**EXERCISE INPUTS**
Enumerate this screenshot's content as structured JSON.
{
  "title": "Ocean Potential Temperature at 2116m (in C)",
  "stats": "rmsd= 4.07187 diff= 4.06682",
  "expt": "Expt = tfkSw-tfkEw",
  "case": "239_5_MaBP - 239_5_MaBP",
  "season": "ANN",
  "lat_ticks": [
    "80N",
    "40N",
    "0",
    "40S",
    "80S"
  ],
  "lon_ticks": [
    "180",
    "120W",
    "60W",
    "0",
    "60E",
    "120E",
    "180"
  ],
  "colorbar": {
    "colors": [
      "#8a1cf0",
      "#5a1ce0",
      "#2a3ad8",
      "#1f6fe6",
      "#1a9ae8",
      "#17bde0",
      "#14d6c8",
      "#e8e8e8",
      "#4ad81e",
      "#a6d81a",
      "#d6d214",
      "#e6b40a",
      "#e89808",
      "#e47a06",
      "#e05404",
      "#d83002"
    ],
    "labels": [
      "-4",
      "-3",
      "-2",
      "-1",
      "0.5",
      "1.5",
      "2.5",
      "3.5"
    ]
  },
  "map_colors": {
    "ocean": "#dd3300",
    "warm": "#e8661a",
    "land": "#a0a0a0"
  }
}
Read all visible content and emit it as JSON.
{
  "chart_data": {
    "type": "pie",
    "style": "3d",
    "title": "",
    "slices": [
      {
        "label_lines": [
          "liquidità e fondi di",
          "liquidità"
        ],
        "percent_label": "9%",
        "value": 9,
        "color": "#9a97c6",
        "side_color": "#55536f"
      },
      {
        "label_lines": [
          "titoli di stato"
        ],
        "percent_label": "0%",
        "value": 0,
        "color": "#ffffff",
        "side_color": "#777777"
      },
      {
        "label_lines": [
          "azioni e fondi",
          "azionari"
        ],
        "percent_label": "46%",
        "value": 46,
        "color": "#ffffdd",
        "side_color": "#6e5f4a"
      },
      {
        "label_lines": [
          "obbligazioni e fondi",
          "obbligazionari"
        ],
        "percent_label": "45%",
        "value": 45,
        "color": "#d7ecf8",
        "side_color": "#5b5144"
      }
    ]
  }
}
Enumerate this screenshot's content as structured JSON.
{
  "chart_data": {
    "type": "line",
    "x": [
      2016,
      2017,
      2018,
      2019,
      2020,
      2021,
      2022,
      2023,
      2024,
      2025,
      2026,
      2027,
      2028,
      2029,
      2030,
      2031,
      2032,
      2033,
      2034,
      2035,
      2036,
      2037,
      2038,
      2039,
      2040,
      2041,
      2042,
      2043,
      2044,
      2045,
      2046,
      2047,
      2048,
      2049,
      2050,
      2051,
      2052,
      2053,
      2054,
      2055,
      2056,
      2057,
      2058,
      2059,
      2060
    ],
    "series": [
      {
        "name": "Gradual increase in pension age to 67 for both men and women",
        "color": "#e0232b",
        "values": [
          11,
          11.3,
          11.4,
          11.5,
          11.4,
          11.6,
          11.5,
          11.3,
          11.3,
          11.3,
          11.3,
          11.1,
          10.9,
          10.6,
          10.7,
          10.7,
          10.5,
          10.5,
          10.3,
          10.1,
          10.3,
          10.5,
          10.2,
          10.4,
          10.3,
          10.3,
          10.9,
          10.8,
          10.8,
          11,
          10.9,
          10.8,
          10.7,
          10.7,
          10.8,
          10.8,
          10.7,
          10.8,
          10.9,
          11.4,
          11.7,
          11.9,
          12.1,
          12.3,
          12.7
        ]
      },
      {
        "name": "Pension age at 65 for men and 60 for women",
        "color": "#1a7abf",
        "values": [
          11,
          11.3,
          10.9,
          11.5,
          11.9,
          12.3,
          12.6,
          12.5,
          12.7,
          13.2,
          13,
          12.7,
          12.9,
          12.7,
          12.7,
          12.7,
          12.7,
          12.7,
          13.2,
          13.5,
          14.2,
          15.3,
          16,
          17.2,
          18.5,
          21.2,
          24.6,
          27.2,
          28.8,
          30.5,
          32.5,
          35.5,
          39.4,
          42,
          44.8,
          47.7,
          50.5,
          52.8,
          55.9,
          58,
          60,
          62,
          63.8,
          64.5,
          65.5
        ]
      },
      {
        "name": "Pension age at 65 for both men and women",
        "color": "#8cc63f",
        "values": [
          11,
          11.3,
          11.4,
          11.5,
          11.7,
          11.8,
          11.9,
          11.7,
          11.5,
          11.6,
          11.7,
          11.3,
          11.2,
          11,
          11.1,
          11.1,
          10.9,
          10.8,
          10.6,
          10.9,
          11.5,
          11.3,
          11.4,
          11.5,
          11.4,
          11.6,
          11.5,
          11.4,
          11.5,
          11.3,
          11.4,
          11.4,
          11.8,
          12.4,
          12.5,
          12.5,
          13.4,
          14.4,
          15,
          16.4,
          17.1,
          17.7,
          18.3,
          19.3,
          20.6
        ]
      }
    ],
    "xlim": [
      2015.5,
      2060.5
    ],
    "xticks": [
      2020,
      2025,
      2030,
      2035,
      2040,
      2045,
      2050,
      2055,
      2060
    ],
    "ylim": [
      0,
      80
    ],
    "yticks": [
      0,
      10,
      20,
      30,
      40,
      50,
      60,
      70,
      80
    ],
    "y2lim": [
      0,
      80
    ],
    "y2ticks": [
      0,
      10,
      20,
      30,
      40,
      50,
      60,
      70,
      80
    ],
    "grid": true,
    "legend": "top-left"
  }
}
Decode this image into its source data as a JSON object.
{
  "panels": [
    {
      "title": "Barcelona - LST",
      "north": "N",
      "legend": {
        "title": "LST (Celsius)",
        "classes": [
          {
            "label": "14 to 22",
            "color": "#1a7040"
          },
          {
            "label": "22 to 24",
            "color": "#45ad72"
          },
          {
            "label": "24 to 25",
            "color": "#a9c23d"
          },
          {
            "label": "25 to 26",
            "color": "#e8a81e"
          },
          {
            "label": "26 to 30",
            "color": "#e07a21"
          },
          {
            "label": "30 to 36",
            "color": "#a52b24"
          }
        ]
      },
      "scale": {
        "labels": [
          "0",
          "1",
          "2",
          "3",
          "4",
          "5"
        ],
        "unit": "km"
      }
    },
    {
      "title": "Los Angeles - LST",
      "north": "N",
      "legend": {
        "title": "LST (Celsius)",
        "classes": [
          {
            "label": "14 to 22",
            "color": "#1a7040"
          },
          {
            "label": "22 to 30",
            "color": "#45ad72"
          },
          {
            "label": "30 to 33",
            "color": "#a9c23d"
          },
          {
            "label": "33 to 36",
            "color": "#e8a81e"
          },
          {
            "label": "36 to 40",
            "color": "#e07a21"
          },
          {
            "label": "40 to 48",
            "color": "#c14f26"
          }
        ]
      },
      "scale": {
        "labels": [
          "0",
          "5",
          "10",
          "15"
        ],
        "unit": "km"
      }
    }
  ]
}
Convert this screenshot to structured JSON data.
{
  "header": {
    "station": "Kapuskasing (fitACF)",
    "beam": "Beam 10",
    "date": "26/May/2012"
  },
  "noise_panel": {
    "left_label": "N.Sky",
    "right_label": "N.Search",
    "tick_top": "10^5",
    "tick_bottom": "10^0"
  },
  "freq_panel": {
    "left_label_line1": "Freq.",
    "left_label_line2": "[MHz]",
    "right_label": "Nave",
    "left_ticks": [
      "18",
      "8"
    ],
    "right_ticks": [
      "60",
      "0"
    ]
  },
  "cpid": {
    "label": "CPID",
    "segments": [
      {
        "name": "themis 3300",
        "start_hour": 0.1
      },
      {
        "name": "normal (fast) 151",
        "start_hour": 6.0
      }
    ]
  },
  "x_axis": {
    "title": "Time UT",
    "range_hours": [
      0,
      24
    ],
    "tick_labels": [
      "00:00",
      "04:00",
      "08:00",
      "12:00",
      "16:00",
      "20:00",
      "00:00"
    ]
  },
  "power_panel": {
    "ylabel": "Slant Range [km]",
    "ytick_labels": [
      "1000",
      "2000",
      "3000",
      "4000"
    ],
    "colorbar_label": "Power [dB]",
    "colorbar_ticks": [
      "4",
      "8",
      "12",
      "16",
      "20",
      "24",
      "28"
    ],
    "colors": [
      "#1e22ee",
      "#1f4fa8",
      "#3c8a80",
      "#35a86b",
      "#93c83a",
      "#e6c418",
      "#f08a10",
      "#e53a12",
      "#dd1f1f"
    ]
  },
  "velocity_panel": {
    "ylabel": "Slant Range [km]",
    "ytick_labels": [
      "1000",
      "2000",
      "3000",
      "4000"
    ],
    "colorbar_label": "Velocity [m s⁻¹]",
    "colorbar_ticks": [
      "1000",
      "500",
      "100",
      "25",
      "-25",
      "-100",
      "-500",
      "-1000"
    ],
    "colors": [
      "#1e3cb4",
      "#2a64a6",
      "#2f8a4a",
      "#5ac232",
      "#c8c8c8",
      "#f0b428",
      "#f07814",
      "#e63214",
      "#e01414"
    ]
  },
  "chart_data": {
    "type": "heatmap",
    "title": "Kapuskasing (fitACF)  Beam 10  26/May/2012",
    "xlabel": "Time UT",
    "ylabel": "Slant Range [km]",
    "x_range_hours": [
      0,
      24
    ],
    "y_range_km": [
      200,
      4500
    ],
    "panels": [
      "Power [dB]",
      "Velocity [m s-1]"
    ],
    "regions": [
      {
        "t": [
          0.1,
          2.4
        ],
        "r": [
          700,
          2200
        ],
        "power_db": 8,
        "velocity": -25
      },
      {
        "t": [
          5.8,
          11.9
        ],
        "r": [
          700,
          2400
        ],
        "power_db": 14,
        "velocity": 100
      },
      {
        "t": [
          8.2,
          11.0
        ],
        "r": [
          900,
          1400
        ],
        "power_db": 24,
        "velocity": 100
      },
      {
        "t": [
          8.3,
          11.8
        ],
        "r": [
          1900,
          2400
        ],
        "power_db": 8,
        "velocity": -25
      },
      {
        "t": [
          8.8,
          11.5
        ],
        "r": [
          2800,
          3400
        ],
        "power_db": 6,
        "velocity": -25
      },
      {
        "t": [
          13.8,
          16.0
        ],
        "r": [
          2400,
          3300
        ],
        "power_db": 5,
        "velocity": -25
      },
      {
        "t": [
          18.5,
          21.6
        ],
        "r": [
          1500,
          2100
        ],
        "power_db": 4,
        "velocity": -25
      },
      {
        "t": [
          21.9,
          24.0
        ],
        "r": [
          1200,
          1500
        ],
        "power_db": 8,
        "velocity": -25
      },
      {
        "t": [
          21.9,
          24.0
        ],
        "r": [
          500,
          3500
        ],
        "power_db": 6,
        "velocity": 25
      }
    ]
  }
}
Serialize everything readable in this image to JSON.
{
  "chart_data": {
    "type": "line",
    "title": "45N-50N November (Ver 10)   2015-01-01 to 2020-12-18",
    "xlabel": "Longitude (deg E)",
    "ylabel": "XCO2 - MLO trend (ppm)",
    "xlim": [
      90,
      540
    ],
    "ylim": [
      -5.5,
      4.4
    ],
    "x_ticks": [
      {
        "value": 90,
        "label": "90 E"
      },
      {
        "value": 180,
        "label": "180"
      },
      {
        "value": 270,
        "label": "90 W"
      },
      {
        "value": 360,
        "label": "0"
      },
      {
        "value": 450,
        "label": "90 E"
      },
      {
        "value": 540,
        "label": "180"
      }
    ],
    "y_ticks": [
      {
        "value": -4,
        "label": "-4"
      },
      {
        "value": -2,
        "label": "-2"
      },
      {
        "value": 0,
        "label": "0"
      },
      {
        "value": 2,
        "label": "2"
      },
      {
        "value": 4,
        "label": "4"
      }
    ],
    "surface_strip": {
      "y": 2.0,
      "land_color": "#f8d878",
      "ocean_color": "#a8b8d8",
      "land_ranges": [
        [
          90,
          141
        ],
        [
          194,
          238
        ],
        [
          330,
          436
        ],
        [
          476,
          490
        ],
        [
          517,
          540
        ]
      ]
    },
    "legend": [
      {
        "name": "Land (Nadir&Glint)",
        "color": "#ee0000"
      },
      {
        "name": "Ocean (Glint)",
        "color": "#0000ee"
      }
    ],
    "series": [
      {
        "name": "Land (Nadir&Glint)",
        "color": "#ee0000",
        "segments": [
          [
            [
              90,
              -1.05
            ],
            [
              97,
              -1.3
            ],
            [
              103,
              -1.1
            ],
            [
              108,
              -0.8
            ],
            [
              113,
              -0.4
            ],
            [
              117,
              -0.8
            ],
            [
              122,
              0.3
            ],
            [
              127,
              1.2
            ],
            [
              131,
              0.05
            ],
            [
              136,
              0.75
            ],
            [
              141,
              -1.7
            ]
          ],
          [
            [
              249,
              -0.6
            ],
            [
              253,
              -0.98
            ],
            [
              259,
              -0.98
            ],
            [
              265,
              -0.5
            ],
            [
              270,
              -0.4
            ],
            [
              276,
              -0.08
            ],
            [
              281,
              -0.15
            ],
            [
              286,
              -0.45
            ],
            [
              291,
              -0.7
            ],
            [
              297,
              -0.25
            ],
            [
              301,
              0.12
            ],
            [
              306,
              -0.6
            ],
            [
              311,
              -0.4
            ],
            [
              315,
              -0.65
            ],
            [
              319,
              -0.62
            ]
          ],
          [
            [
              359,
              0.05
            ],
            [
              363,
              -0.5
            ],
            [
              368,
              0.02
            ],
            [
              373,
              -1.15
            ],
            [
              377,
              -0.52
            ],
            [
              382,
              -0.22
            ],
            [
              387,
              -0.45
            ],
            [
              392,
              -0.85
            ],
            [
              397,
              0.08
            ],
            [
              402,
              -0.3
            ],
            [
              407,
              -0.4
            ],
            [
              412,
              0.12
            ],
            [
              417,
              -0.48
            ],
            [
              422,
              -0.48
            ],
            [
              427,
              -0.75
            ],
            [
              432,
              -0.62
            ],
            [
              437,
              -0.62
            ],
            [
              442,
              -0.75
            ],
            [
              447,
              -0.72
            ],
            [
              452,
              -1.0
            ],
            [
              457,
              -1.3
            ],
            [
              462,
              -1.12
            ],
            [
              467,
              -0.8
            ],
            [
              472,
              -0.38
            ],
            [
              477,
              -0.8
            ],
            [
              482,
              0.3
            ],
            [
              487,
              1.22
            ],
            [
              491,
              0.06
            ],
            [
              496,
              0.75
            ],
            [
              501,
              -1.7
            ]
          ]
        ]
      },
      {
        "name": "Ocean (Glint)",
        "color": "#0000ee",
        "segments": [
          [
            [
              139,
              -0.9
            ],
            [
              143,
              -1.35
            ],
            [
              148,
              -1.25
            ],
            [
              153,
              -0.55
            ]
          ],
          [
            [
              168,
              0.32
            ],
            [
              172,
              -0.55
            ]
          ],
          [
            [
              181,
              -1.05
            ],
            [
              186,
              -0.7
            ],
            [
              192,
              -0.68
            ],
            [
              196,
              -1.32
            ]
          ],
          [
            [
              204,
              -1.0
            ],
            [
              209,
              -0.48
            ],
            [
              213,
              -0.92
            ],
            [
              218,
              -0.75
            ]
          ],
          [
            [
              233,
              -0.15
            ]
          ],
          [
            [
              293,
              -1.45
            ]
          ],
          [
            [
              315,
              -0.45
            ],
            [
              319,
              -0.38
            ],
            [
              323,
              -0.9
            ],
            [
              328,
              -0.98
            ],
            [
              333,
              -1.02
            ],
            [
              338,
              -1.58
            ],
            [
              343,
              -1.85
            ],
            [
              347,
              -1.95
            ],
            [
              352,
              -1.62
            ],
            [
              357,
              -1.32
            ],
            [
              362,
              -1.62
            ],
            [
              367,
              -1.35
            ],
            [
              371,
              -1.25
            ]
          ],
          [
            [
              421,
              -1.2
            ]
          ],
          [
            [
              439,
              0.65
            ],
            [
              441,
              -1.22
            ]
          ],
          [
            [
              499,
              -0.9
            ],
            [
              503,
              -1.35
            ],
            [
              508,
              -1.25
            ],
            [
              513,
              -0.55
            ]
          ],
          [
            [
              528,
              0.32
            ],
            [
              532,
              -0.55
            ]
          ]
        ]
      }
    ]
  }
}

**TASK TO CARRY OUT**
Determine the number of lines in the entries above where the string "women" appears. Answer with the number alone.

**THE RESPONSE**
3